### LISTING
_ _ _

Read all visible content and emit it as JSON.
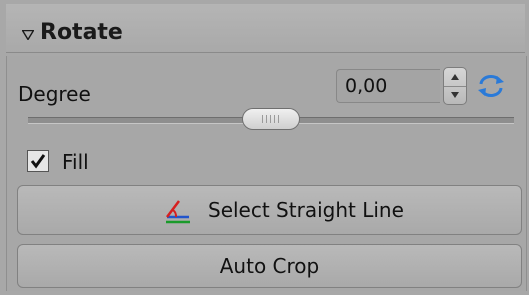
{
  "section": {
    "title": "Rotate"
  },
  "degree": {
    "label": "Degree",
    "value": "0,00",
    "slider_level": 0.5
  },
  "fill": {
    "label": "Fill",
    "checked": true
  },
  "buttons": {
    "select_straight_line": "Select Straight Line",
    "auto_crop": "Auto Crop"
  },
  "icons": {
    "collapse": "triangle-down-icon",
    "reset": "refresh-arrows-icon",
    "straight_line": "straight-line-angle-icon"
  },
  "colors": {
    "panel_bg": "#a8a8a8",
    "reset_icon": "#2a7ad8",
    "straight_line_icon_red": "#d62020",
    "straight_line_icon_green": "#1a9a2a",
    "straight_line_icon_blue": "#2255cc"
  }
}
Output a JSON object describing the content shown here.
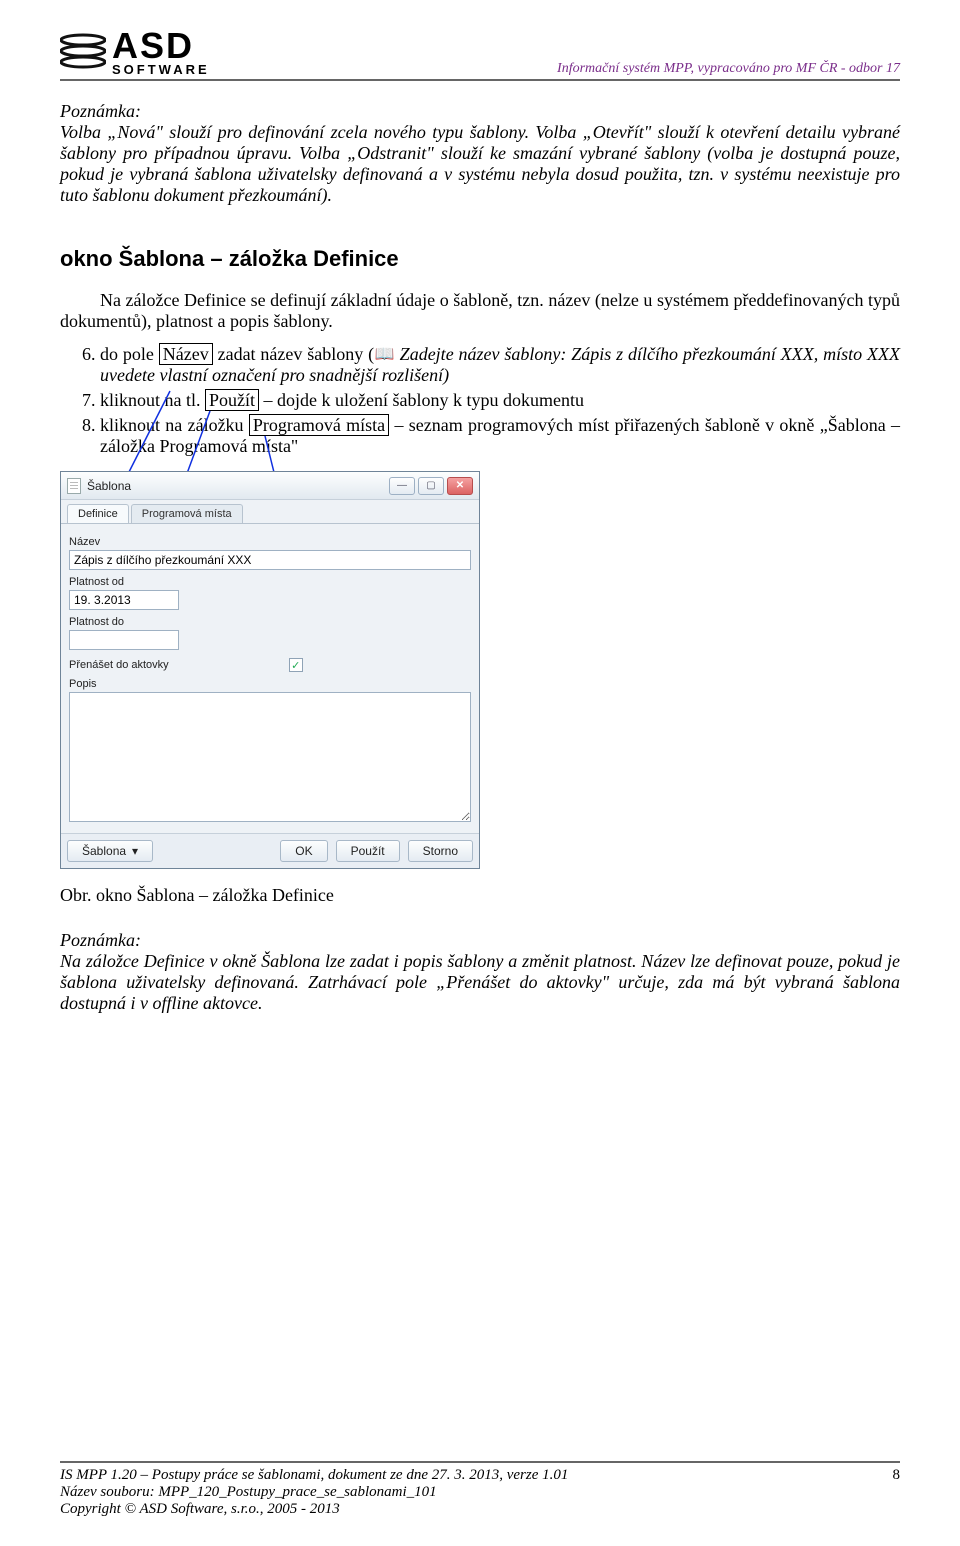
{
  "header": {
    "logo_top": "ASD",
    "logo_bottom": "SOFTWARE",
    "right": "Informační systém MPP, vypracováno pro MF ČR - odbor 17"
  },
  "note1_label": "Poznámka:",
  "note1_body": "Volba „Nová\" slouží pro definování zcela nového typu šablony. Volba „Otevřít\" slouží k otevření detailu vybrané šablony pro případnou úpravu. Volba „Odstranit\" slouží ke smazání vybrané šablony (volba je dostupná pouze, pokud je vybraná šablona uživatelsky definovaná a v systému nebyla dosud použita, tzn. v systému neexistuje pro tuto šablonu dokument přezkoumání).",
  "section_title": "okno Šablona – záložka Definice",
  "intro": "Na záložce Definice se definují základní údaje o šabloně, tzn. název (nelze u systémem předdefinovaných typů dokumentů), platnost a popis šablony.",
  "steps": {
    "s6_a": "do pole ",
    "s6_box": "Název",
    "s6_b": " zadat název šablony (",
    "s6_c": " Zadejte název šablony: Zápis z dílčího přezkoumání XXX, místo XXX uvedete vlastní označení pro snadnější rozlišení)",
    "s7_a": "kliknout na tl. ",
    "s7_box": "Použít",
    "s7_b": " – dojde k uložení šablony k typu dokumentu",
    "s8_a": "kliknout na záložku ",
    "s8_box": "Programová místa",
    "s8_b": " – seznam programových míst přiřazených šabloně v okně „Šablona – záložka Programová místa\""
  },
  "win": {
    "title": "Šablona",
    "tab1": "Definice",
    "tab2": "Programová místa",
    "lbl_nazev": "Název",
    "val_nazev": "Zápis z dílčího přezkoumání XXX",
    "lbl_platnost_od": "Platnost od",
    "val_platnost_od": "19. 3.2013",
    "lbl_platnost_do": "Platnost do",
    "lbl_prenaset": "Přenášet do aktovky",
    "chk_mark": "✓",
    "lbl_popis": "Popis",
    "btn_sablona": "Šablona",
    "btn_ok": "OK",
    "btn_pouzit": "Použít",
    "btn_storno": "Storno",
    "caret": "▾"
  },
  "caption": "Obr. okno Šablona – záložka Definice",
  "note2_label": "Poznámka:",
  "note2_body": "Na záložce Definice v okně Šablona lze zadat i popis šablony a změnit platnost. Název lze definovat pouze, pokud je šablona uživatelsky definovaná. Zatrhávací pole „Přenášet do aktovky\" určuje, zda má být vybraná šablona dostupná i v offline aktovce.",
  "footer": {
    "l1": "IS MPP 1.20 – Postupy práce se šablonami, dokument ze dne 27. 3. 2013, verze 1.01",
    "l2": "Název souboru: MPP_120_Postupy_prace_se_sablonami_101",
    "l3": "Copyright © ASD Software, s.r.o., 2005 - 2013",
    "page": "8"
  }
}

_ _ _

### THE EXERCISE
Transcribe the listing above verbatim. Omit the pictures.

### SOLUTION TO THE PROBLEM
Read all visible content and emit it as JSON.
{
  "section": {
    "title": "Rotate"
  },
  "degree": {
    "label": "Degree",
    "value": "0,00",
    "slider_level": 0.5
  },
  "fill": {
    "label": "Fill",
    "checked": true
  },
  "buttons": {
    "select_straight_line": "Select Straight Line",
    "auto_crop": "Auto Crop"
  },
  "icons": {
    "collapse": "triangle-down-icon",
    "reset": "refresh-arrows-icon",
    "straight_line": "straight-line-angle-icon"
  },
  "colors": {
    "panel_bg": "#a8a8a8",
    "reset_icon": "#2a7ad8",
    "straight_line_icon_red": "#d62020",
    "straight_line_icon_green": "#1a9a2a",
    "straight_line_icon_blue": "#2255cc"
  }
}
Output a JSON object describing the content shown here.
{
  "header": {
    "logo_top": "ASD",
    "logo_bottom": "SOFTWARE",
    "right": "Informační systém MPP, vypracováno pro MF ČR - odbor 17"
  },
  "note1_label": "Poznámka:",
  "note1_body": "Volba „Nová\" slouží pro definování zcela nového typu šablony. Volba „Otevřít\" slouží k otevření detailu vybrané šablony pro případnou úpravu. Volba „Odstranit\" slouží ke smazání vybrané šablony (volba je dostupná pouze, pokud je vybraná šablona uživatelsky definovaná a v systému nebyla dosud použita, tzn. v systému neexistuje pro tuto šablonu dokument přezkoumání).",
  "section_title": "okno Šablona – záložka Definice",
  "intro": "Na záložce Definice se definují základní údaje o šabloně, tzn. název (nelze u systémem předdefinovaných typů dokumentů), platnost a popis šablony.",
  "steps": {
    "s6_a": "do pole ",
    "s6_box": "Název",
    "s6_b": " zadat název šablony (",
    "s6_c": " Zadejte název šablony: Zápis z dílčího přezkoumání XXX, místo XXX uvedete vlastní označení pro snadnější rozlišení)",
    "s7_a": "kliknout na tl. ",
    "s7_box": "Použít",
    "s7_b": " – dojde k uložení šablony k typu dokumentu",
    "s8_a": "kliknout na záložku ",
    "s8_box": "Programová místa",
    "s8_b": " – seznam programových míst přiřazených šabloně v okně „Šablona – záložka Programová místa\""
  },
  "win": {
    "title": "Šablona",
    "tab1": "Definice",
    "tab2": "Programová místa",
    "lbl_nazev": "Název",
    "val_nazev": "Zápis z dílčího přezkoumání XXX",
    "lbl_platnost_od": "Platnost od",
    "val_platnost_od": "19. 3.2013",
    "lbl_platnost_do": "Platnost do",
    "lbl_prenaset": "Přenášet do aktovky",
    "chk_mark": "✓",
    "lbl_popis": "Popis",
    "btn_sablona": "Šablona",
    "btn_ok": "OK",
    "btn_pouzit": "Použít",
    "btn_storno": "Storno",
    "caret": "▾"
  },
  "caption": "Obr. okno Šablona – záložka Definice",
  "note2_label": "Poznámka:",
  "note2_body": "Na záložce Definice v okně Šablona lze zadat i popis šablony a změnit platnost. Název lze definovat pouze, pokud je šablona uživatelsky definovaná. Zatrhávací pole „Přenášet do aktovky\" určuje, zda má být vybraná šablona dostupná i v offline aktovce.",
  "footer": {
    "l1": "IS MPP 1.20 – Postupy práce se šablonami, dokument ze dne 27. 3. 2013, verze 1.01",
    "l2": "Název souboru: MPP_120_Postupy_prace_se_sablonami_101",
    "l3": "Copyright © ASD Software, s.r.o., 2005 - 2013",
    "page": "8"
  }
}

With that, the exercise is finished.